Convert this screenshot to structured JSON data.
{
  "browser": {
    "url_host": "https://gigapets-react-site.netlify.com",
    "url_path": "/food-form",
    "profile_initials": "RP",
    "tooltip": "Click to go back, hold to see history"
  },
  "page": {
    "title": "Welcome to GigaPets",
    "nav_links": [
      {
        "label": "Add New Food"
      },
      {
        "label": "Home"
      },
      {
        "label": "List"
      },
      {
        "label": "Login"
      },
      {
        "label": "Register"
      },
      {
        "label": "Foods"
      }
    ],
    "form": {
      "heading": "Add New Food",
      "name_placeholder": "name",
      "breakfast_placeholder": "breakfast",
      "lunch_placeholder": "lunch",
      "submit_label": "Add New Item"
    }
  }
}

-=-=-

* [The problem] Restate the data above exactly, keeping each word as it stands.

* [Task solution]
Convert this screenshot to structured JSON data.
{
  "browser": {
    "url_host": "https://gigapets-react-site.netlify.com",
    "url_path": "/food-form",
    "profile_initials": "RP",
    "tooltip": "Click to go back, hold to see history"
  },
  "page": {
    "title": "Welcome to GigaPets",
    "nav_links": [
      {
        "label": "Add New Food"
      },
      {
        "label": "Home"
      },
      {
        "label": "List"
      },
      {
        "label": "Login"
      },
      {
        "label": "Register"
      },
      {
        "label": "Foods"
      }
    ],
    "form": {
      "heading": "Add New Food",
      "name_placeholder": "name",
      "breakfast_placeholder": "breakfast",
      "lunch_placeholder": "lunch",
      "submit_label": "Add New Item"
    }
  }
}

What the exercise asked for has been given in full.